— Supplied records —
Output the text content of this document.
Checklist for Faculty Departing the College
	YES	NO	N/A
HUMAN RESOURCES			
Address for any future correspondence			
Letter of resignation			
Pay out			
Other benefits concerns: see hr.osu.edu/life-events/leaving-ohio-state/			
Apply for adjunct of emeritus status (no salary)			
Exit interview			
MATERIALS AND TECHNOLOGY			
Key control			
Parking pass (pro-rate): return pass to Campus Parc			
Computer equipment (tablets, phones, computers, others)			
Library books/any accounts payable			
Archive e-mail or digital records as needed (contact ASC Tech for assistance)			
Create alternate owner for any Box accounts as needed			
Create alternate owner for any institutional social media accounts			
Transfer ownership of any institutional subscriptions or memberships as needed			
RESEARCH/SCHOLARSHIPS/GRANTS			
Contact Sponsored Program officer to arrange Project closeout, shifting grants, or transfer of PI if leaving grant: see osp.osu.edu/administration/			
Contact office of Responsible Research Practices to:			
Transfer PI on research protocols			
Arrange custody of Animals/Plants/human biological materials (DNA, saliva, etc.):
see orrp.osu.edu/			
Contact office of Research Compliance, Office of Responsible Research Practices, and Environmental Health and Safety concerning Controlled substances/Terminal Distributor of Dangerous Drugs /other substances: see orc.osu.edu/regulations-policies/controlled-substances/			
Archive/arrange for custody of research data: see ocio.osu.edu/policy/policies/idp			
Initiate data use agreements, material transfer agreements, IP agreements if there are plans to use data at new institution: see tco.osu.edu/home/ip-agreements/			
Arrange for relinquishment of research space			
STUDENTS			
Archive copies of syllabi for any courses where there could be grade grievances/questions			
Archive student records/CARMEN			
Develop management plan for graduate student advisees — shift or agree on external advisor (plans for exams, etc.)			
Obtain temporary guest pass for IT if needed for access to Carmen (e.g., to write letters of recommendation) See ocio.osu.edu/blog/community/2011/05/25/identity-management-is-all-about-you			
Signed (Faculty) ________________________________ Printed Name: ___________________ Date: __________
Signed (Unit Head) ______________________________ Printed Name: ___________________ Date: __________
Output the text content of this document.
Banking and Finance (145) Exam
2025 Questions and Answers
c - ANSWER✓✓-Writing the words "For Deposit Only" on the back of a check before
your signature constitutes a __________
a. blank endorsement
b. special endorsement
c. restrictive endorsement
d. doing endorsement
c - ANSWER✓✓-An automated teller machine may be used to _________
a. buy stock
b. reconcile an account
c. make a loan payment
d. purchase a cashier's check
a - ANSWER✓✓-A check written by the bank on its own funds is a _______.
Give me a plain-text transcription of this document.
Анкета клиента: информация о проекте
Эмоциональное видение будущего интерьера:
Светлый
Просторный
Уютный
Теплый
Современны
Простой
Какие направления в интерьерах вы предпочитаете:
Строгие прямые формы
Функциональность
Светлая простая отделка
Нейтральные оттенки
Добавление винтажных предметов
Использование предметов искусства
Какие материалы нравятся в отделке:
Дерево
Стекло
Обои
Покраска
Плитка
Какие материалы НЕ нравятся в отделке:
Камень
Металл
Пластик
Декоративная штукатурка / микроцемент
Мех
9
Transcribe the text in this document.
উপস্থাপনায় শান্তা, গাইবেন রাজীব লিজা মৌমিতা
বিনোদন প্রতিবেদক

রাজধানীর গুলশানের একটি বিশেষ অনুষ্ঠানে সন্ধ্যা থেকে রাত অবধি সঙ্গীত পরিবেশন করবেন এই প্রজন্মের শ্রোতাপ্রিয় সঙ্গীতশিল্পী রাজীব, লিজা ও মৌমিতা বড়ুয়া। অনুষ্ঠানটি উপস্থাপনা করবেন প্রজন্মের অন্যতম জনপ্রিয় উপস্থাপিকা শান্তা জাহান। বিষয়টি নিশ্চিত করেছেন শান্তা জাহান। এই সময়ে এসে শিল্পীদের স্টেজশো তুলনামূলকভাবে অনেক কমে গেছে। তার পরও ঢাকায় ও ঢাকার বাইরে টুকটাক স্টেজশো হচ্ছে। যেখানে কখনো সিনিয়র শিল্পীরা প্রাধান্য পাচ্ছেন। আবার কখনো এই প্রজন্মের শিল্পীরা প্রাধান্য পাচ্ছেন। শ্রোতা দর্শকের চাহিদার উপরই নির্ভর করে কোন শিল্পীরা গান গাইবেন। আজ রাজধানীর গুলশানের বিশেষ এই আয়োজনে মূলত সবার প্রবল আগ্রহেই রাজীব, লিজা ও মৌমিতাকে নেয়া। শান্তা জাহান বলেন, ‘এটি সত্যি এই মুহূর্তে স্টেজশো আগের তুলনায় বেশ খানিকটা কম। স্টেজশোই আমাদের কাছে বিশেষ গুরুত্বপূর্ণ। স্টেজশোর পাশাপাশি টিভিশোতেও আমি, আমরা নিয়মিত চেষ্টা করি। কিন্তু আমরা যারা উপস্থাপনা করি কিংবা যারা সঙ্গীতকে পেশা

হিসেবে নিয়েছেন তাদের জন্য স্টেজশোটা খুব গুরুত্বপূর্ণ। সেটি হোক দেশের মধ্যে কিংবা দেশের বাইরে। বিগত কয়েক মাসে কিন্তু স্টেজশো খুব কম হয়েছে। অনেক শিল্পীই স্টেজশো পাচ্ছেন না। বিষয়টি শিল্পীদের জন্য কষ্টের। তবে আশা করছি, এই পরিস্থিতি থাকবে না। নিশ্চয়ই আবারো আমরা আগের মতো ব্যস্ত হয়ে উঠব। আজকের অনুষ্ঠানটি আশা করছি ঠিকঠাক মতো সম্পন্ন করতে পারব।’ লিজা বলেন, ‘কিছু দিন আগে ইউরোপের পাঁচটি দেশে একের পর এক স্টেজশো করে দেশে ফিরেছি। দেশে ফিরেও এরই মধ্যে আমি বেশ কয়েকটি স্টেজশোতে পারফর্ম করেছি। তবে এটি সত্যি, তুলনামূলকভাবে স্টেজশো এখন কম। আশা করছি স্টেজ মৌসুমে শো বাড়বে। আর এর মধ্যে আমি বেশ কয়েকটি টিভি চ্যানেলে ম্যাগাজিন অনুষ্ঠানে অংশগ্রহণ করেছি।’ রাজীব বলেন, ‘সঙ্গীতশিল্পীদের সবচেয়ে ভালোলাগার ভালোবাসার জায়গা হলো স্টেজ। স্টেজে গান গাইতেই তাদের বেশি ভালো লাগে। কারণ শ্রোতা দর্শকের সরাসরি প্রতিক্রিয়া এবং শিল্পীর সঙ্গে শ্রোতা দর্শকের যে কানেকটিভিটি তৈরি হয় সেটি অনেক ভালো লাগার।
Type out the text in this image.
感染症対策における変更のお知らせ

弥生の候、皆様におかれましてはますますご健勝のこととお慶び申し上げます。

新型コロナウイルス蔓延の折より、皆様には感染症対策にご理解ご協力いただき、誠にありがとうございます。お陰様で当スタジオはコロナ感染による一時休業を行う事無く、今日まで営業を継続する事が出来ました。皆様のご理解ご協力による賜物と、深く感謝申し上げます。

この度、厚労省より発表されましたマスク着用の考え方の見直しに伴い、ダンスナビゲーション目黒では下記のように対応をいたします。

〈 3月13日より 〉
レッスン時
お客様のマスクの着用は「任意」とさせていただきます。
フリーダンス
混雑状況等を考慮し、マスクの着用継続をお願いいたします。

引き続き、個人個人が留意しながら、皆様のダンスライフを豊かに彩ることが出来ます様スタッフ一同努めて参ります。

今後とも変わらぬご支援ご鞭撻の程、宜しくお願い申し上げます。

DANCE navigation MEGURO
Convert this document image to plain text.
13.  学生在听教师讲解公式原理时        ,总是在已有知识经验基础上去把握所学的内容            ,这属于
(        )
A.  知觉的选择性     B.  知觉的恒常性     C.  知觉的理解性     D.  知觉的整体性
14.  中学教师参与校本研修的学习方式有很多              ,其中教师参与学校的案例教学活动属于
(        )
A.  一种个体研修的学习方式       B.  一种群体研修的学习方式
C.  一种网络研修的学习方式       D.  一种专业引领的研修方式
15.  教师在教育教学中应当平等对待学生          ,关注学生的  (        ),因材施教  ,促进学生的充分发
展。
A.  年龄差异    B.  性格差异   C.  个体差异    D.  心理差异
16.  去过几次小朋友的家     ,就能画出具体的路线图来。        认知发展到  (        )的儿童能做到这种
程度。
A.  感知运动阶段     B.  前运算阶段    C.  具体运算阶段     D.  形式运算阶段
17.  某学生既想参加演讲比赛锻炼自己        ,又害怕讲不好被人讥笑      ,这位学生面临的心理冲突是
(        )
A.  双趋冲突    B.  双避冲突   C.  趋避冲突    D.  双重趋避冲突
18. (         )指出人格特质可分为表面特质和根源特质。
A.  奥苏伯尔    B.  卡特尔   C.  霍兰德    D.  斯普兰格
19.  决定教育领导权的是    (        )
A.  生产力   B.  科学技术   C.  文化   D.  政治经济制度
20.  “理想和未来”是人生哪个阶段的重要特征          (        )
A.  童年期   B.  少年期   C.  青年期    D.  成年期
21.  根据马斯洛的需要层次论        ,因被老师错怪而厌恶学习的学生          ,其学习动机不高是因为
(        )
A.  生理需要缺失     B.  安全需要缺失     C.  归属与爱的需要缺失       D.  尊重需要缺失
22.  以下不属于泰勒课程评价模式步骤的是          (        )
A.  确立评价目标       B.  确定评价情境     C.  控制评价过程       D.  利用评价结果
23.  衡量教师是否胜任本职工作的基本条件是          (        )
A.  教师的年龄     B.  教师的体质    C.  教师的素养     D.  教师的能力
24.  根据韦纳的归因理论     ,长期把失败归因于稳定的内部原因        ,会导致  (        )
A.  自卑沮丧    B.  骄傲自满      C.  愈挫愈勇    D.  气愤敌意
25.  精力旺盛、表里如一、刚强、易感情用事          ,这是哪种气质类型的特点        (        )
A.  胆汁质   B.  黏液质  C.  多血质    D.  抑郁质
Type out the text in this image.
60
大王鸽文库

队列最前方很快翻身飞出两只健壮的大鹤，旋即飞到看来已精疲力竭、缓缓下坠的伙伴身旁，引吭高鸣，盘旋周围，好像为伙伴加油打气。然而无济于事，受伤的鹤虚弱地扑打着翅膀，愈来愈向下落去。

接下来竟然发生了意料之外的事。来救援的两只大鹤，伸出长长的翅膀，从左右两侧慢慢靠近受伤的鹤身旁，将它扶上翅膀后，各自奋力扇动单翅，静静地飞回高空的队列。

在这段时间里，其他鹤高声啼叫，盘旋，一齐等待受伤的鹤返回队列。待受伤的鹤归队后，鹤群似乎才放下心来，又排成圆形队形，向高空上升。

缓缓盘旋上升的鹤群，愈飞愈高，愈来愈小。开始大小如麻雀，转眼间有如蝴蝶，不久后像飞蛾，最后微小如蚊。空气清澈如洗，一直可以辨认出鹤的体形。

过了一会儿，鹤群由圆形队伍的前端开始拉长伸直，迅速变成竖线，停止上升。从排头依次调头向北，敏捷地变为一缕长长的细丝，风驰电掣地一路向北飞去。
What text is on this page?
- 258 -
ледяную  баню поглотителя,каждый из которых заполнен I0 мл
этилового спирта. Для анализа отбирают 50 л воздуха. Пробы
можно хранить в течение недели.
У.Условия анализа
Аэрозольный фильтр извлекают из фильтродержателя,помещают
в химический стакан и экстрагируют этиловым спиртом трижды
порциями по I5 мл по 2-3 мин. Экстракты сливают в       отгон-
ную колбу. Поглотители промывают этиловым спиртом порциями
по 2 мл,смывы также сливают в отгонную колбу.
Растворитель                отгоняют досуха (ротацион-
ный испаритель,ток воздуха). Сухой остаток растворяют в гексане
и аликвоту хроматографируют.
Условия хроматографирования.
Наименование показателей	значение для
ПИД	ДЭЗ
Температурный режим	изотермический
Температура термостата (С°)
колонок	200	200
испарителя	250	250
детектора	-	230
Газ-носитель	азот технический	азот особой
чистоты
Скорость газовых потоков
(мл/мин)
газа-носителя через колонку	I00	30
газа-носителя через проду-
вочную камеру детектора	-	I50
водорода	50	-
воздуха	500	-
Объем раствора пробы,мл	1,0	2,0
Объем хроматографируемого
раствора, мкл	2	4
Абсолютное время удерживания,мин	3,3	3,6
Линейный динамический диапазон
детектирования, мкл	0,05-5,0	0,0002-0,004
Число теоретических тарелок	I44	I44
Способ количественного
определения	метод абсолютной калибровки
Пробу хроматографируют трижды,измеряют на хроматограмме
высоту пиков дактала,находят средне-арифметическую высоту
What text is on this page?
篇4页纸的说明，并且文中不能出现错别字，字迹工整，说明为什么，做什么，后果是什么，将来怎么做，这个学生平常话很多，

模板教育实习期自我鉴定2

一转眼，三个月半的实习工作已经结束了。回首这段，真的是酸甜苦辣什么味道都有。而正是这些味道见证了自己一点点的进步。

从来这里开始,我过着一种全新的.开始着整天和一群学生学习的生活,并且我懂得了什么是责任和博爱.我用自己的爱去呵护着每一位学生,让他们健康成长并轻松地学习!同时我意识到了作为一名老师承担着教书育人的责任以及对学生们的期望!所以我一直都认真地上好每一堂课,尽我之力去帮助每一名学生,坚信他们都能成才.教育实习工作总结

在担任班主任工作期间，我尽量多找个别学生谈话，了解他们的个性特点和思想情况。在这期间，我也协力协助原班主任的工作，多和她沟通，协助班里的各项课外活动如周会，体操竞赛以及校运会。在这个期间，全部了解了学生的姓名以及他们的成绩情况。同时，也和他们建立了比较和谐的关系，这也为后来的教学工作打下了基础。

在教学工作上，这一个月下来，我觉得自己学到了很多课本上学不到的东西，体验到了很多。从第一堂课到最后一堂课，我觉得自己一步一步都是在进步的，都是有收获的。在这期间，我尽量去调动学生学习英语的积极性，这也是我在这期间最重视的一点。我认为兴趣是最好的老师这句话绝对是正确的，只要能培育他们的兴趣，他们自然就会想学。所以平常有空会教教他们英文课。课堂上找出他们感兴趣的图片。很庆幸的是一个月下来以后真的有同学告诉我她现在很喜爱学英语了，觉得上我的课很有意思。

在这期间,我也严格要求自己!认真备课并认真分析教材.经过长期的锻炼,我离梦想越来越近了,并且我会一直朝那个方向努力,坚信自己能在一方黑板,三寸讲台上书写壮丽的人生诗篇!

— Stated goal —
Look through the data above. Find each line with the string "через" and copy it.

— Output of the task —
газа-носителя через колонку	I00	30
газа-носителя через проду-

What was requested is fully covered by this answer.